======== Stored data ========

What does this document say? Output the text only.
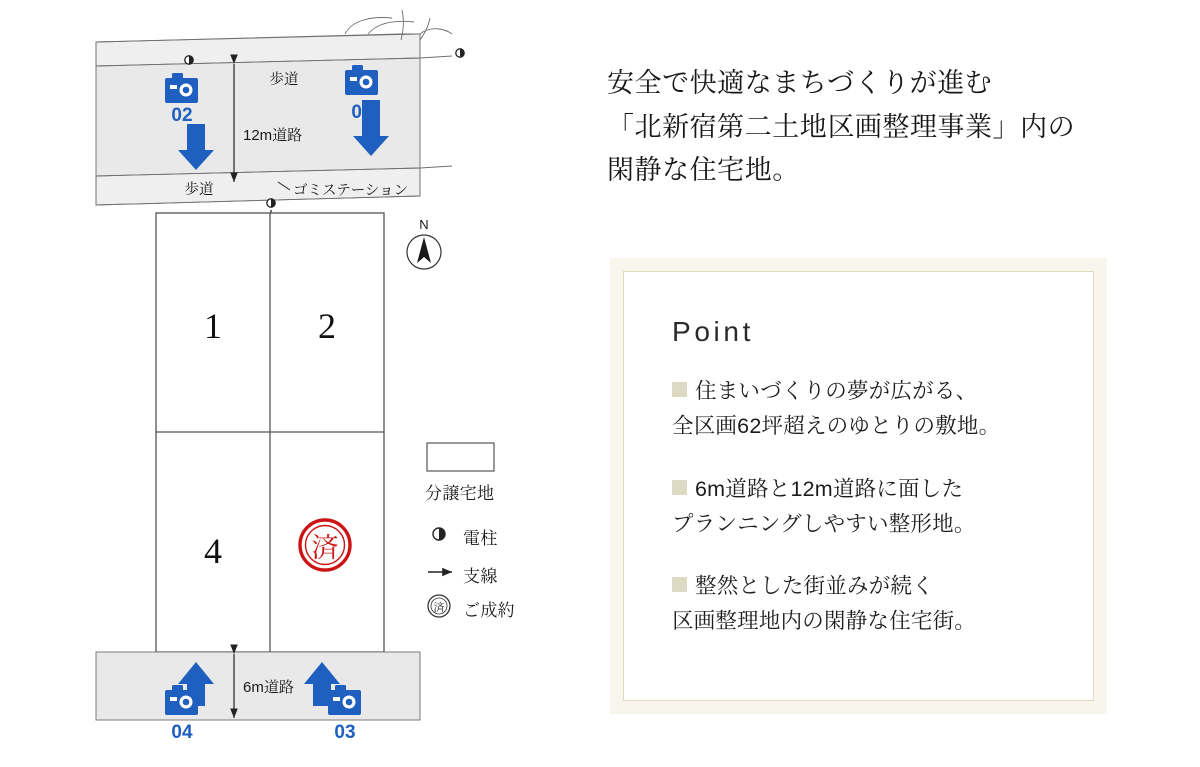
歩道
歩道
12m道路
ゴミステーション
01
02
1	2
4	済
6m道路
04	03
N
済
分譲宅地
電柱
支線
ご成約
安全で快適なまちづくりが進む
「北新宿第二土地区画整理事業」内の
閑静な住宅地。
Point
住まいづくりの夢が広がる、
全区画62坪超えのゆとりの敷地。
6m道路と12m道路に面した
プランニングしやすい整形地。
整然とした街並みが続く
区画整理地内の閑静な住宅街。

========
======== Stored data ========

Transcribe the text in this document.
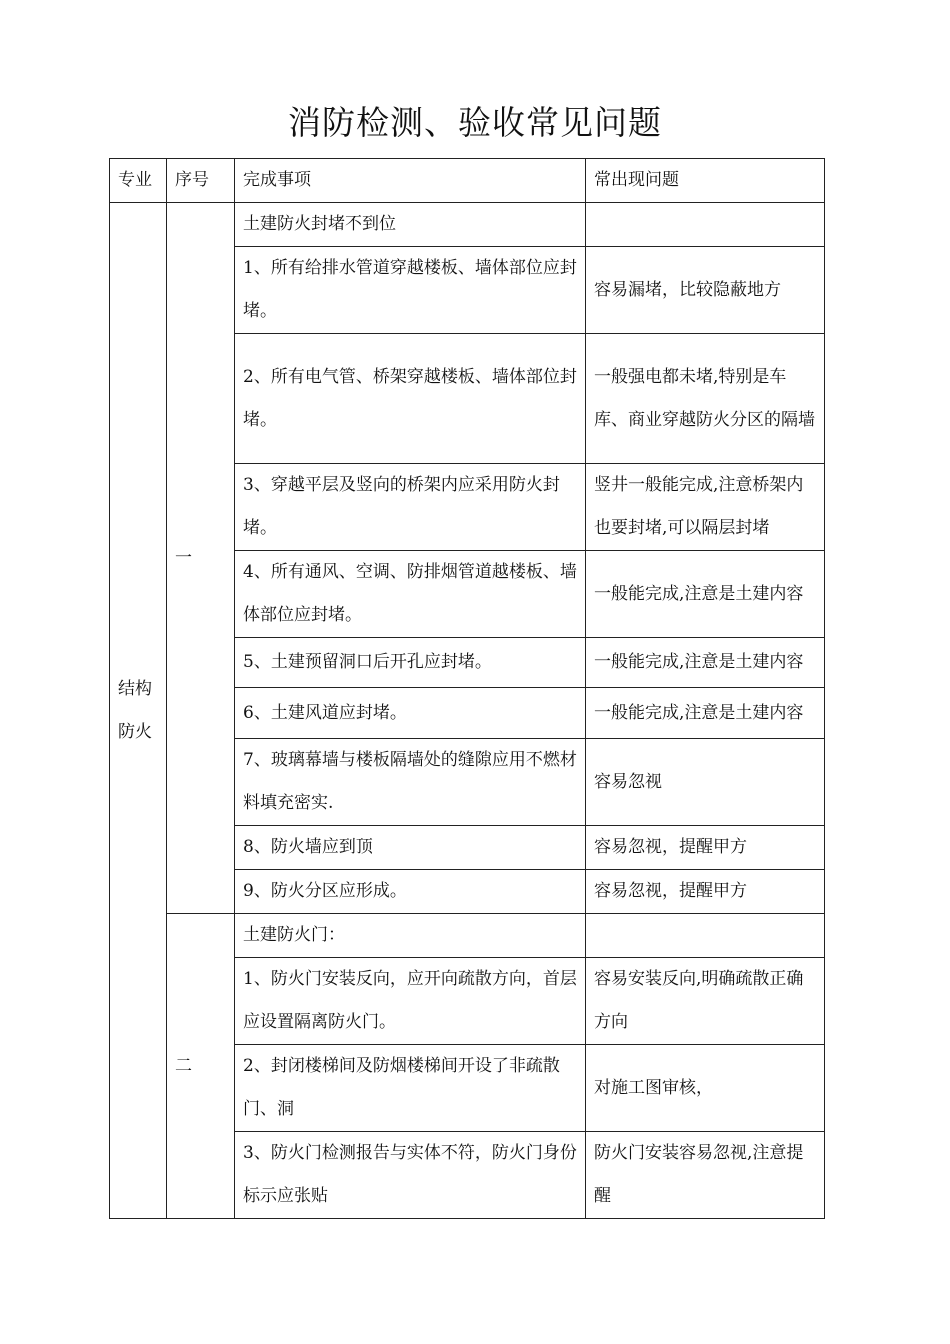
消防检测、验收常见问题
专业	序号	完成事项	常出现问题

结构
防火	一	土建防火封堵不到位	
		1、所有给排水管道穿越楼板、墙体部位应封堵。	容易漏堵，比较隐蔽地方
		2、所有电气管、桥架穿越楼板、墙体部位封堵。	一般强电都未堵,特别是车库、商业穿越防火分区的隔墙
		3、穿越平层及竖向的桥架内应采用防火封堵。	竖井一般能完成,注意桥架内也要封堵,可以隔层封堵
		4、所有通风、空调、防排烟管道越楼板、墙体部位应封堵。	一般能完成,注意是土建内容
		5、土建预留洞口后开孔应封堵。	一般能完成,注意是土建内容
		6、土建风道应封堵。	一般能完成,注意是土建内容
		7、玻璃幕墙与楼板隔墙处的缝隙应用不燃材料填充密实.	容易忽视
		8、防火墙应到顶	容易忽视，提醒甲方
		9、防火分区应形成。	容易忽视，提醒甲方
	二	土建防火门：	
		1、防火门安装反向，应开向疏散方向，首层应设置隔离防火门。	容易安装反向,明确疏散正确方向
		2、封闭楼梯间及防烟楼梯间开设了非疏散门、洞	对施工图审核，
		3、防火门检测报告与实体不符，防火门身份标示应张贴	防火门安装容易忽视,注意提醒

========

**Short exercise:**
Gather all lines from the listing above in which "墙体部位应封堵" occurs.

**Exercise result:**
		1、所有给排水管道穿越楼板、墙体部位应封堵。	容易漏堵，比较隐蔽地方
		4、所有通风、空调、防排烟管道越楼板、墙体部位应封堵。	一般能完成,注意是土建内容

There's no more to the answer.